Direction: Copy the data that follows exactly. Include no pictures.

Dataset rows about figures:
++++++++
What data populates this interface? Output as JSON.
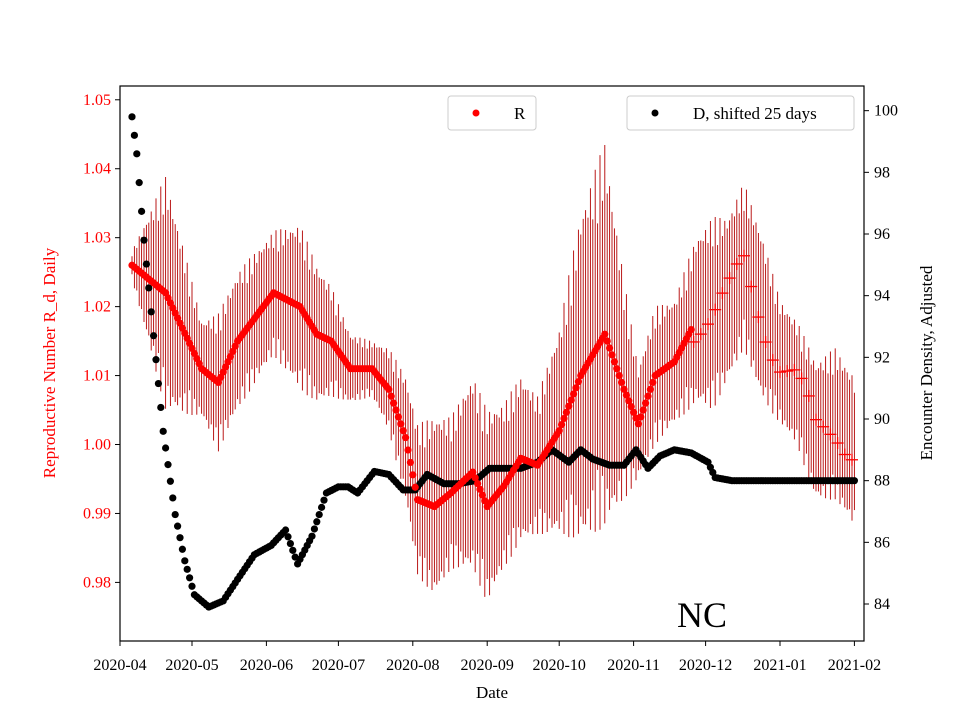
{
  "chart_data": {
    "type": "scatter",
    "state_label": "NC",
    "xlabel": "Date",
    "ylabel_left": "Reproductive Number R_d, Daily",
    "ylabel_right": "Encounter Density, Adjusted",
    "x_range": [
      "2020-04-01",
      "2021-02-05"
    ],
    "ylim_left": [
      0.9715,
      1.052
    ],
    "ylim_right": [
      82.8,
      100.8
    ],
    "x_ticks": [
      "2020-04",
      "2020-05",
      "2020-06",
      "2020-07",
      "2020-08",
      "2020-09",
      "2020-10",
      "2020-11",
      "2020-12",
      "2021-01",
      "2021-02"
    ],
    "x_tick_dates": [
      "2020-04-01",
      "2020-05-01",
      "2020-06-01",
      "2020-07-01",
      "2020-08-01",
      "2020-09-01",
      "2020-10-01",
      "2020-11-01",
      "2020-12-01",
      "2021-01-01",
      "2021-02-01"
    ],
    "y_ticks_left": [
      "0.98",
      "0.99",
      "1.00",
      "1.01",
      "1.02",
      "1.03",
      "1.04",
      "1.05"
    ],
    "y_ticks_right": [
      "84",
      "86",
      "88",
      "90",
      "92",
      "94",
      "96",
      "98",
      "100"
    ],
    "colors": {
      "r_series": "#ff0000",
      "r_error": "#b30000",
      "d_series": "#000000",
      "left_axis": "#ff0000"
    },
    "legend_r": {
      "label": "R",
      "placement": "top-center"
    },
    "legend_d": {
      "label": "D, shifted 25 days",
      "placement": "top-right"
    },
    "series_r": {
      "name": "R",
      "dates": [
        "2020-04-06",
        "2020-04-20",
        "2020-05-05",
        "2020-05-12",
        "2020-05-20",
        "2020-06-04",
        "2020-06-15",
        "2020-06-22",
        "2020-06-28",
        "2020-07-06",
        "2020-07-15",
        "2020-07-22",
        "2020-07-29",
        "2020-08-03",
        "2020-08-10",
        "2020-08-17",
        "2020-08-26",
        "2020-09-01",
        "2020-09-08",
        "2020-09-15",
        "2020-09-22",
        "2020-10-01",
        "2020-10-10",
        "2020-10-20",
        "2020-10-28",
        "2020-11-03",
        "2020-11-10",
        "2020-11-18",
        "2020-11-27",
        "2020-12-04",
        "2020-12-10",
        "2020-12-17",
        "2020-12-24",
        "2021-01-01",
        "2021-01-08",
        "2021-01-16",
        "2021-01-24",
        "2021-02-01"
      ],
      "values": [
        1.026,
        1.022,
        1.011,
        1.009,
        1.015,
        1.022,
        1.02,
        1.016,
        1.015,
        1.011,
        1.011,
        1.008,
        1.001,
        0.992,
        0.991,
        0.993,
        0.996,
        0.991,
        0.994,
        0.998,
        0.997,
        1.002,
        1.01,
        1.016,
        1.008,
        1.003,
        1.01,
        1.012,
        1.018,
        1.019,
        1.021,
        1.026,
        1.019,
        1.012,
        1.009,
        1.002,
        1.003,
        0.999
      ],
      "error_half_width": [
        0.002,
        0.017,
        0.007,
        0.01,
        0.01,
        0.009,
        0.012,
        0.01,
        0.008,
        0.005,
        0.004,
        0.006,
        0.009,
        0.011,
        0.013,
        0.011,
        0.014,
        0.014,
        0.012,
        0.012,
        0.01,
        0.015,
        0.024,
        0.028,
        0.016,
        0.008,
        0.01,
        0.009,
        0.012,
        0.014,
        0.012,
        0.012,
        0.012,
        0.009,
        0.009,
        0.01,
        0.011,
        0.011
      ],
      "marker_switch_date": "2020-11-26"
    },
    "series_d": {
      "name": "D, shifted 25 days",
      "dates": [
        "2020-04-06",
        "2020-04-08",
        "2020-04-11",
        "2020-04-15",
        "2020-04-19",
        "2020-04-24",
        "2020-04-28",
        "2020-05-02",
        "2020-05-08",
        "2020-05-14",
        "2020-05-20",
        "2020-05-27",
        "2020-06-03",
        "2020-06-09",
        "2020-06-14",
        "2020-06-20",
        "2020-06-26",
        "2020-07-01",
        "2020-07-05",
        "2020-07-09",
        "2020-07-16",
        "2020-07-22",
        "2020-07-28",
        "2020-08-02",
        "2020-08-07",
        "2020-08-14",
        "2020-08-20",
        "2020-08-27",
        "2020-09-02",
        "2020-09-08",
        "2020-09-15",
        "2020-09-22",
        "2020-09-28",
        "2020-10-05",
        "2020-10-10",
        "2020-10-15",
        "2020-10-22",
        "2020-10-28",
        "2020-11-02",
        "2020-11-07",
        "2020-11-12",
        "2020-11-18",
        "2020-11-25",
        "2020-12-02",
        "2020-12-05",
        "2020-12-12",
        "2020-12-20",
        "2020-12-31",
        "2021-01-12",
        "2021-01-25",
        "2021-02-01"
      ],
      "values": [
        99.8,
        98.6,
        95.8,
        92.7,
        89.6,
        86.9,
        85.4,
        84.3,
        83.9,
        84.1,
        84.8,
        85.6,
        85.9,
        86.4,
        85.3,
        86.2,
        87.6,
        87.8,
        87.8,
        87.6,
        88.3,
        88.2,
        87.7,
        87.7,
        88.2,
        87.9,
        87.9,
        88.0,
        88.4,
        88.4,
        88.4,
        88.6,
        89.0,
        88.6,
        89.0,
        88.7,
        88.5,
        88.5,
        89.0,
        88.4,
        88.8,
        89.0,
        88.9,
        88.6,
        88.1,
        88.0,
        88.0,
        88.0,
        88.0,
        88.0,
        88.0
      ]
    }
  }
}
++++++++
Exercise solution:
What data populates this interface? Output as JSON.
{
  "chart_data": {
    "type": "scatter",
    "state_label": "NC",
    "xlabel": "Date",
    "ylabel_left": "Reproductive Number R_d, Daily",
    "ylabel_right": "Encounter Density, Adjusted",
    "x_range": [
      "2020-04-01",
      "2021-02-05"
    ],
    "ylim_left": [
      0.9715,
      1.052
    ],
    "ylim_right": [
      82.8,
      100.8
    ],
    "x_ticks": [
      "2020-04",
      "2020-05",
      "2020-06",
      "2020-07",
      "2020-08",
      "2020-09",
      "2020-10",
      "2020-11",
      "2020-12",
      "2021-01",
      "2021-02"
    ],
    "x_tick_dates": [
      "2020-04-01",
      "2020-05-01",
      "2020-06-01",
      "2020-07-01",
      "2020-08-01",
      "2020-09-01",
      "2020-10-01",
      "2020-11-01",
      "2020-12-01",
      "2021-01-01",
      "2021-02-01"
    ],
    "y_ticks_left": [
      "0.98",
      "0.99",
      "1.00",
      "1.01",
      "1.02",
      "1.03",
      "1.04",
      "1.05"
    ],
    "y_ticks_right": [
      "84",
      "86",
      "88",
      "90",
      "92",
      "94",
      "96",
      "98",
      "100"
    ],
    "colors": {
      "r_series": "#ff0000",
      "r_error": "#b30000",
      "d_series": "#000000",
      "left_axis": "#ff0000"
    },
    "legend_r": {
      "label": "R",
      "placement": "top-center"
    },
    "legend_d": {
      "label": "D, shifted 25 days",
      "placement": "top-right"
    },
    "series_r": {
      "name": "R",
      "dates": [
        "2020-04-06",
        "2020-04-20",
        "2020-05-05",
        "2020-05-12",
        "2020-05-20",
        "2020-06-04",
        "2020-06-15",
        "2020-06-22",
        "2020-06-28",
        "2020-07-06",
        "2020-07-15",
        "2020-07-22",
        "2020-07-29",
        "2020-08-03",
        "2020-08-10",
        "2020-08-17",
        "2020-08-26",
        "2020-09-01",
        "2020-09-08",
        "2020-09-15",
        "2020-09-22",
        "2020-10-01",
        "2020-10-10",
        "2020-10-20",
        "2020-10-28",
        "2020-11-03",
        "2020-11-10",
        "2020-11-18",
        "2020-11-27",
        "2020-12-04",
        "2020-12-10",
        "2020-12-17",
        "2020-12-24",
        "2021-01-01",
        "2021-01-08",
        "2021-01-16",
        "2021-01-24",
        "2021-02-01"
      ],
      "values": [
        1.026,
        1.022,
        1.011,
        1.009,
        1.015,
        1.022,
        1.02,
        1.016,
        1.015,
        1.011,
        1.011,
        1.008,
        1.001,
        0.992,
        0.991,
        0.993,
        0.996,
        0.991,
        0.994,
        0.998,
        0.997,
        1.002,
        1.01,
        1.016,
        1.008,
        1.003,
        1.01,
        1.012,
        1.018,
        1.019,
        1.021,
        1.026,
        1.019,
        1.012,
        1.009,
        1.002,
        1.003,
        0.999
      ],
      "error_half_width": [
        0.002,
        0.017,
        0.007,
        0.01,
        0.01,
        0.009,
        0.012,
        0.01,
        0.008,
        0.005,
        0.004,
        0.006,
        0.009,
        0.011,
        0.013,
        0.011,
        0.014,
        0.014,
        0.012,
        0.012,
        0.01,
        0.015,
        0.024,
        0.028,
        0.016,
        0.008,
        0.01,
        0.009,
        0.012,
        0.014,
        0.012,
        0.012,
        0.012,
        0.009,
        0.009,
        0.01,
        0.011,
        0.011
      ],
      "marker_switch_date": "2020-11-26"
    },
    "series_d": {
      "name": "D, shifted 25 days",
      "dates": [
        "2020-04-06",
        "2020-04-08",
        "2020-04-11",
        "2020-04-15",
        "2020-04-19",
        "2020-04-24",
        "2020-04-28",
        "2020-05-02",
        "2020-05-08",
        "2020-05-14",
        "2020-05-20",
        "2020-05-27",
        "2020-06-03",
        "2020-06-09",
        "2020-06-14",
        "2020-06-20",
        "2020-06-26",
        "2020-07-01",
        "2020-07-05",
        "2020-07-09",
        "2020-07-16",
        "2020-07-22",
        "2020-07-28",
        "2020-08-02",
        "2020-08-07",
        "2020-08-14",
        "2020-08-20",
        "2020-08-27",
        "2020-09-02",
        "2020-09-08",
        "2020-09-15",
        "2020-09-22",
        "2020-09-28",
        "2020-10-05",
        "2020-10-10",
        "2020-10-15",
        "2020-10-22",
        "2020-10-28",
        "2020-11-02",
        "2020-11-07",
        "2020-11-12",
        "2020-11-18",
        "2020-11-25",
        "2020-12-02",
        "2020-12-05",
        "2020-12-12",
        "2020-12-20",
        "2020-12-31",
        "2021-01-12",
        "2021-01-25",
        "2021-02-01"
      ],
      "values": [
        99.8,
        98.6,
        95.8,
        92.7,
        89.6,
        86.9,
        85.4,
        84.3,
        83.9,
        84.1,
        84.8,
        85.6,
        85.9,
        86.4,
        85.3,
        86.2,
        87.6,
        87.8,
        87.8,
        87.6,
        88.3,
        88.2,
        87.7,
        87.7,
        88.2,
        87.9,
        87.9,
        88.0,
        88.4,
        88.4,
        88.4,
        88.6,
        89.0,
        88.6,
        89.0,
        88.7,
        88.5,
        88.5,
        89.0,
        88.4,
        88.8,
        89.0,
        88.9,
        88.6,
        88.1,
        88.0,
        88.0,
        88.0,
        88.0,
        88.0,
        88.0
      ]
    }
  }
}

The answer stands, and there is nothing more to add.